* **TEXTO FORNECIDO**:
* * *
1 a zero:
De Sarah Saint-Maxent a 8 de Julho de 2011 às 21:31
apesar de já não ter nenhum atleta num «grande» europeu, não ganha o rugby português com este regresso?

a não ser que seja o perpetuar da liderança do GDDireito...


De Pedro Santos a 8 de Julho de 2011 às 21:55
se fosse para outro clube ainda puderia aumentar a competitividade. assim é simplesmente o que dizes, perpetuar a liderança do direito.

pessoalmente prefeira continuar a ve lo "la fora". era uma especie de embaixador do rugby portugues,e tal como já disse varias vezes so se pode evoluir se os nossos jogadores passarem para campeonatos mais competitivos. isto é um retrocesso


De Sarah Saint-Maxent a 9 de Julho de 2011 às 11:07
got it. também achei que fosse um bocado por aí...


De Pedro Santos a 9 de Julho de 2011 às 13:20
aquilo que o Direito faz, para mim é perverso. têm a maioria dos jogadores da selecção nacional, o que apenas perpetua um dominio que raramente é batido.

isto nao faz bem à competição. criaram um monopólio, que abafa completamente as outras equipas. se fosse possivel "descentralizar" os jogadores internacionais e reparti-los pelas várias equipas, a competitividade seria muito maior


De Sarah Saint-Maxent a 10 de Julho de 2011 às 02:55
hum, percebo o que queres dizer, mas parece-me que tb é «falha» das outras equipas. a competitividade surge do investimento dos clubes e, de facto, o GDD tem oferecido melhores condições aos melhores jogadores... non?
* * *
* **PEDIDO DE TRABALHO**:
Escreva a continuação da troca de comentários sobre o rugby português, a partir do último comentário apresentado. A listagem que vem a seguir é um material à parte, sem ligação a este texto.

* **DADOS DO EXERCÍCIO**:
* * *
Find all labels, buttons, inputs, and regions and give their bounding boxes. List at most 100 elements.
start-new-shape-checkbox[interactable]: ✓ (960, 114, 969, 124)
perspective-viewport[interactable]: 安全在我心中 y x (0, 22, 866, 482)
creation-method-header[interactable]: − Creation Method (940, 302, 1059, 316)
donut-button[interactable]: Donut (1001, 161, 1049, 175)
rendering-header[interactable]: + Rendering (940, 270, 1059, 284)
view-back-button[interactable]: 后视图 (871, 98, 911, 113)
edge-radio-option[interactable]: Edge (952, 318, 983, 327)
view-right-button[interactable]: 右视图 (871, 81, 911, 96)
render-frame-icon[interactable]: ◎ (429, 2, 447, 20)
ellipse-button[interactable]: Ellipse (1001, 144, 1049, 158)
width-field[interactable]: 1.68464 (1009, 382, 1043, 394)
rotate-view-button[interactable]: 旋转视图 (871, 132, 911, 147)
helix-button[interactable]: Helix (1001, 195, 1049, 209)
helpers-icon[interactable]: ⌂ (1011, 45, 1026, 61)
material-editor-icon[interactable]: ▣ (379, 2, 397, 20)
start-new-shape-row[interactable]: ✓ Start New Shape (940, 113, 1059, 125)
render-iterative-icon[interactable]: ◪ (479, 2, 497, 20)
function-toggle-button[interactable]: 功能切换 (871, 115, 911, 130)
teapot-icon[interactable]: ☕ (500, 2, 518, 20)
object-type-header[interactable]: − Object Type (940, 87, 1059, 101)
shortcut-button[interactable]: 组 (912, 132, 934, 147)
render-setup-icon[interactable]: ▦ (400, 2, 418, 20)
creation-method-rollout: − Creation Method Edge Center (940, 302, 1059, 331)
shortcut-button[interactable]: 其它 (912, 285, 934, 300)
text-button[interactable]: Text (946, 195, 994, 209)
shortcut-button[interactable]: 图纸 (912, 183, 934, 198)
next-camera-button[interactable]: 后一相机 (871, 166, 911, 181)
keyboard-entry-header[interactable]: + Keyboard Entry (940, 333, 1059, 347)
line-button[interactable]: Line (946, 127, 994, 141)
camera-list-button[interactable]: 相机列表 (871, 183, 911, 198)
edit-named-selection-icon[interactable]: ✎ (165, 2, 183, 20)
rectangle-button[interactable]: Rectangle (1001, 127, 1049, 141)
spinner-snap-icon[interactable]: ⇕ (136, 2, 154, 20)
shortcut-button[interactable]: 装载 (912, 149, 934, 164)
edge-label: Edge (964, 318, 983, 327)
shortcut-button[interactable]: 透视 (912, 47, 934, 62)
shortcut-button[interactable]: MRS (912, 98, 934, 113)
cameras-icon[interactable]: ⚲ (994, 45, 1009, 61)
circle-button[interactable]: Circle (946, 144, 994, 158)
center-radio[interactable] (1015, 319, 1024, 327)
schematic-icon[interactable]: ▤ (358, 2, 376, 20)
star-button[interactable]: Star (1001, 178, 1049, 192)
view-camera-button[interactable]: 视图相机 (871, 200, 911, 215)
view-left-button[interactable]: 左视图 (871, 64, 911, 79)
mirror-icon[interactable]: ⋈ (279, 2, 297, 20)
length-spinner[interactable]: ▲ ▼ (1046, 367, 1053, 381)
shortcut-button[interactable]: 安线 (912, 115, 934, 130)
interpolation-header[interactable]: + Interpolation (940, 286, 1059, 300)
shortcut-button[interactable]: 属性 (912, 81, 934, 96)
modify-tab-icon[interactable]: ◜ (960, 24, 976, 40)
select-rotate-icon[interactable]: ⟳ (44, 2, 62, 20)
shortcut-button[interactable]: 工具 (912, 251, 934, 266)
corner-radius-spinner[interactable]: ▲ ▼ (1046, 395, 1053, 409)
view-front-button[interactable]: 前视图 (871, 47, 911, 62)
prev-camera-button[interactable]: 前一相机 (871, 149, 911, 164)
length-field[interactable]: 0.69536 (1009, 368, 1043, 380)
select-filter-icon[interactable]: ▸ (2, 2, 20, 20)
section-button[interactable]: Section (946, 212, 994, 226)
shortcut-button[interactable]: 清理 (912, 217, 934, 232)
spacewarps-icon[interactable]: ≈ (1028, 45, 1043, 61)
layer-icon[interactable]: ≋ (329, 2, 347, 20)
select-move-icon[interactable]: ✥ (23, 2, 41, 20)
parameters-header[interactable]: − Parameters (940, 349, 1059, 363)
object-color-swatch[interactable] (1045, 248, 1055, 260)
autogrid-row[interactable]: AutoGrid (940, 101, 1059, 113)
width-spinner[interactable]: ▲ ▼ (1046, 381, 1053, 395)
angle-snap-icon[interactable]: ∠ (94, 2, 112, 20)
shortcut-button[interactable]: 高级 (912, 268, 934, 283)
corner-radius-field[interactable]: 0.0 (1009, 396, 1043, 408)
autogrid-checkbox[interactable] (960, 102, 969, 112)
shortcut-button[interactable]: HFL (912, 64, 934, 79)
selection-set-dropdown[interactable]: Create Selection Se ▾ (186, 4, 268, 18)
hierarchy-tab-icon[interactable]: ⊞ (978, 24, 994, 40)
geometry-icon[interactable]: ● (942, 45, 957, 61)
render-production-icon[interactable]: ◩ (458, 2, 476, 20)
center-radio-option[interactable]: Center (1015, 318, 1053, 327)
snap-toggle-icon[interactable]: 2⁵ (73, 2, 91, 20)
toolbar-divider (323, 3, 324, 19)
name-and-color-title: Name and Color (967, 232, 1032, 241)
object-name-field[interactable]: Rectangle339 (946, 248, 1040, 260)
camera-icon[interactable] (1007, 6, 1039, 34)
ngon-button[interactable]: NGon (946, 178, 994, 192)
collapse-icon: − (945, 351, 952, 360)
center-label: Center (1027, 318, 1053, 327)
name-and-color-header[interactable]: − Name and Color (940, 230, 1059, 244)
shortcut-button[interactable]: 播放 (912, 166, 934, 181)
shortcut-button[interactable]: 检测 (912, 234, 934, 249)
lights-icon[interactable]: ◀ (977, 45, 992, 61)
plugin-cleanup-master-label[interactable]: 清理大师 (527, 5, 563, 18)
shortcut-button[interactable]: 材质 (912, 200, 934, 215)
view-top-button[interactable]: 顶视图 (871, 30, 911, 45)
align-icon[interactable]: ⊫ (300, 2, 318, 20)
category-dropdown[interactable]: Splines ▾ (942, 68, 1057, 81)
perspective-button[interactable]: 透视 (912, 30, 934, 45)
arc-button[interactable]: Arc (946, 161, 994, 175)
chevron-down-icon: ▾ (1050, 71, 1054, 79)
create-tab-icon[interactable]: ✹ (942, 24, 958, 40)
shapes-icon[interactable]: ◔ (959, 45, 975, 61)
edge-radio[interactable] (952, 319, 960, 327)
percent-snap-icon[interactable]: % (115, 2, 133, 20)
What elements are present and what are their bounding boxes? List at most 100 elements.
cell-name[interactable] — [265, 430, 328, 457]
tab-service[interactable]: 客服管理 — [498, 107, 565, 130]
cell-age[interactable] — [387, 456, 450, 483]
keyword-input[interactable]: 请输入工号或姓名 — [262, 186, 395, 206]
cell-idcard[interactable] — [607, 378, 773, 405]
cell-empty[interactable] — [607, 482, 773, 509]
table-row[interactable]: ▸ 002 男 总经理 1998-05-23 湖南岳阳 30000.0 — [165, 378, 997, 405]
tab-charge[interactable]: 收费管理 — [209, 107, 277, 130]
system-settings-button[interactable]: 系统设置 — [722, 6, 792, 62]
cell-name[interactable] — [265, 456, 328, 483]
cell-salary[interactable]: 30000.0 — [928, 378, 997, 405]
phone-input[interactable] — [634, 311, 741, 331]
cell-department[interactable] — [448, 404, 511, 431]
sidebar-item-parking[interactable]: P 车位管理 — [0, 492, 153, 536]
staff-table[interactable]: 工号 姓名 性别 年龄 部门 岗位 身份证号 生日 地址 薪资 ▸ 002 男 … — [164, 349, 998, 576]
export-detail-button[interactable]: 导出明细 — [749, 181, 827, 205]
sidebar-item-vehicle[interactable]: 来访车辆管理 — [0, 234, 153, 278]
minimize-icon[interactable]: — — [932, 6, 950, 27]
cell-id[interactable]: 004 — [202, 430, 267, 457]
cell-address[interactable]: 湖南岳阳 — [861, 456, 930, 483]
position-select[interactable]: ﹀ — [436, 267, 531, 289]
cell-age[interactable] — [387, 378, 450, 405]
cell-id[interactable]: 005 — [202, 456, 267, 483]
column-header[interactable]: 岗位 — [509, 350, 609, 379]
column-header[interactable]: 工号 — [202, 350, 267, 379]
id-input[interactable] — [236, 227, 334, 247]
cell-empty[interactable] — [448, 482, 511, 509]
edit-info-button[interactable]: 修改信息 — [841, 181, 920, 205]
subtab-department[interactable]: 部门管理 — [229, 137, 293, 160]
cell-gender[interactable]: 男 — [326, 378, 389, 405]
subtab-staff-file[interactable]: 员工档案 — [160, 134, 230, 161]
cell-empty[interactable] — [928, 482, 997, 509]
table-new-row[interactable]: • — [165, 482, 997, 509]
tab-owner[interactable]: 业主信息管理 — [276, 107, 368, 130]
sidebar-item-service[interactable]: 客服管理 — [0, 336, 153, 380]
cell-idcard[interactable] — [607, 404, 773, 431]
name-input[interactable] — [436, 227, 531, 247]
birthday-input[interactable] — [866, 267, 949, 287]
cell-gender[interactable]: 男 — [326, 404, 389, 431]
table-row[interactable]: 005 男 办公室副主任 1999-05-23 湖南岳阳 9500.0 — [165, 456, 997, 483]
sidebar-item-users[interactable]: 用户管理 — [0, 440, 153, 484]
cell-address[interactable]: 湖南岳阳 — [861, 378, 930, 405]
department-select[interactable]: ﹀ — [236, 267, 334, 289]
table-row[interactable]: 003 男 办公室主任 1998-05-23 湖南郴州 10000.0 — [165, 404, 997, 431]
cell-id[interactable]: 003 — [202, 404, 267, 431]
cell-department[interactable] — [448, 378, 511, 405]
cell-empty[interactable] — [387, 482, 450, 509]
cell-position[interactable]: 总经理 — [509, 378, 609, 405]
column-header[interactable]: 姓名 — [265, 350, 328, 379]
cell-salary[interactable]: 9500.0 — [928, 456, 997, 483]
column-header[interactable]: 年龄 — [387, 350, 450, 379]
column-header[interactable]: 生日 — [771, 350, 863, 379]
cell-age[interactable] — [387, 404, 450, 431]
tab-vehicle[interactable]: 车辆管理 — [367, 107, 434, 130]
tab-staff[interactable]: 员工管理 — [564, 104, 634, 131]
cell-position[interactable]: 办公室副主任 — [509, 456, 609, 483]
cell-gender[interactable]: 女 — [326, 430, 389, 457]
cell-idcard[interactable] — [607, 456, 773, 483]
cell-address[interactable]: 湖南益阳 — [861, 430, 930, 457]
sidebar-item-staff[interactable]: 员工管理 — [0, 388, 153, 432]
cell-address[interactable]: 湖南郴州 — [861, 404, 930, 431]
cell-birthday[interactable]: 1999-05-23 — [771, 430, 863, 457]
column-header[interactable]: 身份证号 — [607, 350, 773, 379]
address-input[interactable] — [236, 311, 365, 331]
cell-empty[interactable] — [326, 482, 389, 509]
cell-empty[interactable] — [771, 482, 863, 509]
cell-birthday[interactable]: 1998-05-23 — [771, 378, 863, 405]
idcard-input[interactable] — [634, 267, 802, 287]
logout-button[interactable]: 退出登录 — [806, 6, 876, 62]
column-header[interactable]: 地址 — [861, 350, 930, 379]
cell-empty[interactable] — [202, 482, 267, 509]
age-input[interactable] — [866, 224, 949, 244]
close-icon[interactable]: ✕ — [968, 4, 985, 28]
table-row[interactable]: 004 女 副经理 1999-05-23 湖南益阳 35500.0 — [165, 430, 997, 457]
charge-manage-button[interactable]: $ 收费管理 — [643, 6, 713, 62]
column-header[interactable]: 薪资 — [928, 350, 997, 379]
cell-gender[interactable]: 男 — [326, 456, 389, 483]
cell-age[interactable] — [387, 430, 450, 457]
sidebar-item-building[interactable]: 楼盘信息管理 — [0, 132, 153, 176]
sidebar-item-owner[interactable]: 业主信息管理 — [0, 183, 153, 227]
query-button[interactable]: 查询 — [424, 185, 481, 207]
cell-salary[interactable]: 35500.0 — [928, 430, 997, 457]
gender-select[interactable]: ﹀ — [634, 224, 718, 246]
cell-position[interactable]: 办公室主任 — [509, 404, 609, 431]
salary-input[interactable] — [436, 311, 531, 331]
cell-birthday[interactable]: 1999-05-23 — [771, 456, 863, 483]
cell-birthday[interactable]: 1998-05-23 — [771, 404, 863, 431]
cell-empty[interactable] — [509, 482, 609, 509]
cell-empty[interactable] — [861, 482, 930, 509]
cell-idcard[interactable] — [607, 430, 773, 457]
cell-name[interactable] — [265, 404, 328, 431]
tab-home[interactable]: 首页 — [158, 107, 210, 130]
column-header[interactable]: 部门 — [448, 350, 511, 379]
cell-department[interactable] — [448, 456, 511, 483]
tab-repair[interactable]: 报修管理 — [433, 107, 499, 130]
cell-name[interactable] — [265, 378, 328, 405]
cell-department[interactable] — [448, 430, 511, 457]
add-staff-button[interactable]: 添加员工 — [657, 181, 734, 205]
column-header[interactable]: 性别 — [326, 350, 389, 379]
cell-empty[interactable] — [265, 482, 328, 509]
* * *
* **RESPOSTA ESCRITA**:
não é por acaso que continuam a jogar num campo em que tiveram que ser os próprios jogadores a juntar fundos para refazer os balneários. alguma coisa há no GDD que os atrai para lá, ao invés de para outras equipas do campeonato nacional


De Pedro Santos a 10 de Julho de 2011 às 18:14
claro que ha falha das outras equipas. se não investem não podem querer ter bons jogadores. mas se não têm bons jogadores nao ganham jogos e nao atraem investimento. é um ciclo vicioso.
o GDD é neste momento indiscutivelmente o dominador em Portugal. basta dizer que têm jogadores como Joao Correira, Vasco Uva, Eduardo Acosta, Pedro Leal, Aderito Esteves, António Aguilar, etc, etc, etc.

O que se passa é o seguinte, estes jogadores (que são a base da selecção) apenas fazem 7/8 jogos competitivos, quando encontram o Belenenses, o CDUL e a Agronomia, quando jogam com o Tecnico, o Benfica, a Academica, o CDUP ou o CRAV, o resultado atinge facilmente os 3 digitos.

Ora se fosse possivel distribuir os jogadores por equipas, por exemplo colocar 3/4 internacionais por equipa, todos os jogos seriam muito mais competitivos, e os nossos internacionais em vez de 7/8 jogos competitivos, fariam 15/16 por epoca. Eu sei que é utopico, mas no meu entender aumentaria a competitividade.

O que atrai os jogadores para o Direito, não vou dizer que é o dinheiro, pois nem este abunda no nosso rugby, nem os jogadores em Portugal se movem por ele. tambem nao sao as condiçoes logisticas, por estas em Monsanto são francamente más. O Direito tem tradiçao e neste momento é a unica equipas portuguesa que poderia eventualmente participar numa competição europeia. E claro, se ganham é mais facil atrair jogadores. um jogador quer sempre jogar onde se ganha. No caso do Uva, é por ser a equipa onde se formou e onde joga o irmão.